Data entries ::

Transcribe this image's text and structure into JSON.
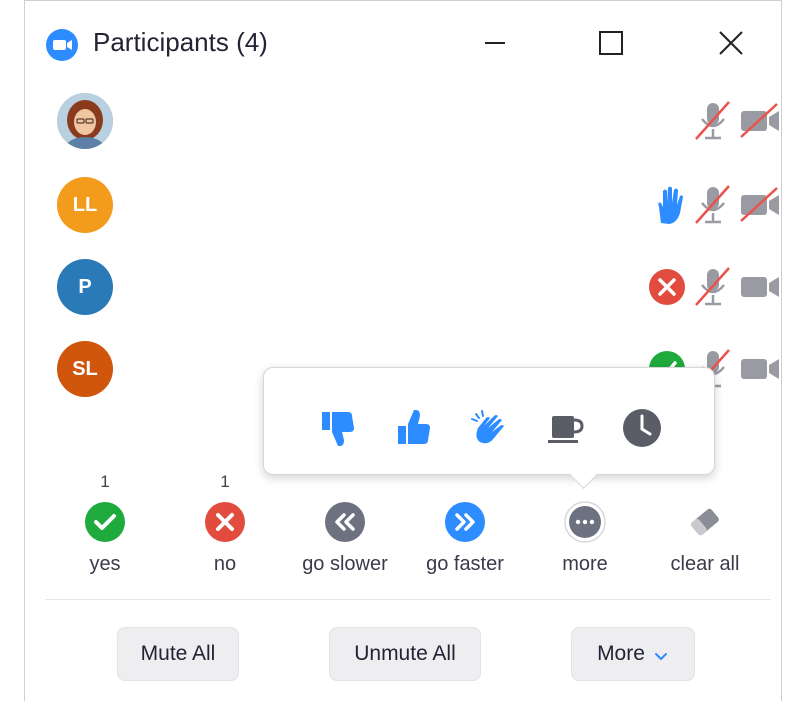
{
  "window": {
    "title": "Participants (4)",
    "icons": {
      "app": "zoom-camera-icon",
      "minimize": "minimize-icon",
      "maximize": "maximize-icon",
      "close": "close-icon"
    }
  },
  "participants": [
    {
      "initials": "",
      "avatar": "photo",
      "color": "#c9a070",
      "statuses": [
        "mic-muted-icon",
        "video-off-icon"
      ]
    },
    {
      "initials": "LL",
      "avatar": "initials",
      "color": "#f39b1c",
      "statuses": [
        "raised-hand-icon",
        "mic-muted-icon",
        "video-off-icon"
      ]
    },
    {
      "initials": "P",
      "avatar": "initials",
      "color": "#2a7ab8",
      "statuses": [
        "no-feedback-icon",
        "mic-muted-icon",
        "video-icon"
      ]
    },
    {
      "initials": "SL",
      "avatar": "initials",
      "color": "#d0550d",
      "statuses": [
        "yes-feedback-icon",
        "mic-muted-icon",
        "video-icon"
      ]
    }
  ],
  "feedback_popup": {
    "items": [
      "thumbs-down-icon",
      "thumbs-up-icon",
      "clap-icon",
      "coffee-icon",
      "clock-icon"
    ]
  },
  "feedback": [
    {
      "label": "yes",
      "count": "1",
      "icon": "check-icon",
      "color": "#1faa3d"
    },
    {
      "label": "no",
      "count": "1",
      "icon": "x-icon",
      "color": "#e24c3f"
    },
    {
      "label": "go slower",
      "count": "",
      "icon": "slower-icon",
      "color": "#6e7280"
    },
    {
      "label": "go faster",
      "count": "",
      "icon": "faster-icon",
      "color": "#2d8cff"
    },
    {
      "label": "more",
      "count": "",
      "icon": "more-icon",
      "color": "#6e7280"
    },
    {
      "label": "clear all",
      "count": "",
      "icon": "eraser-icon",
      "color": "#8a8d96"
    }
  ],
  "buttons": {
    "mute_all": "Mute All",
    "unmute_all": "Unmute All",
    "more": "More"
  },
  "colors": {
    "accent": "#2d8cff",
    "muted_red": "#e8534a",
    "icon_gray": "#8a8d96"
  }
}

What to do :: All of the material above is to be copied exactly, except for its images.

The result ::
Transcribe this image's text and structure into JSON.
{
  "window": {
    "title": "Participants (4)",
    "icons": {
      "app": "zoom-camera-icon",
      "minimize": "minimize-icon",
      "maximize": "maximize-icon",
      "close": "close-icon"
    }
  },
  "participants": [
    {
      "initials": "",
      "avatar": "photo",
      "color": "#c9a070",
      "statuses": [
        "mic-muted-icon",
        "video-off-icon"
      ]
    },
    {
      "initials": "LL",
      "avatar": "initials",
      "color": "#f39b1c",
      "statuses": [
        "raised-hand-icon",
        "mic-muted-icon",
        "video-off-icon"
      ]
    },
    {
      "initials": "P",
      "avatar": "initials",
      "color": "#2a7ab8",
      "statuses": [
        "no-feedback-icon",
        "mic-muted-icon",
        "video-icon"
      ]
    },
    {
      "initials": "SL",
      "avatar": "initials",
      "color": "#d0550d",
      "statuses": [
        "yes-feedback-icon",
        "mic-muted-icon",
        "video-icon"
      ]
    }
  ],
  "feedback_popup": {
    "items": [
      "thumbs-down-icon",
      "thumbs-up-icon",
      "clap-icon",
      "coffee-icon",
      "clock-icon"
    ]
  },
  "feedback": [
    {
      "label": "yes",
      "count": "1",
      "icon": "check-icon",
      "color": "#1faa3d"
    },
    {
      "label": "no",
      "count": "1",
      "icon": "x-icon",
      "color": "#e24c3f"
    },
    {
      "label": "go slower",
      "count": "",
      "icon": "slower-icon",
      "color": "#6e7280"
    },
    {
      "label": "go faster",
      "count": "",
      "icon": "faster-icon",
      "color": "#2d8cff"
    },
    {
      "label": "more",
      "count": "",
      "icon": "more-icon",
      "color": "#6e7280"
    },
    {
      "label": "clear all",
      "count": "",
      "icon": "eraser-icon",
      "color": "#8a8d96"
    }
  ],
  "buttons": {
    "mute_all": "Mute All",
    "unmute_all": "Unmute All",
    "more": "More"
  },
  "colors": {
    "accent": "#2d8cff",
    "muted_red": "#e8534a",
    "icon_gray": "#8a8d96"
  }
}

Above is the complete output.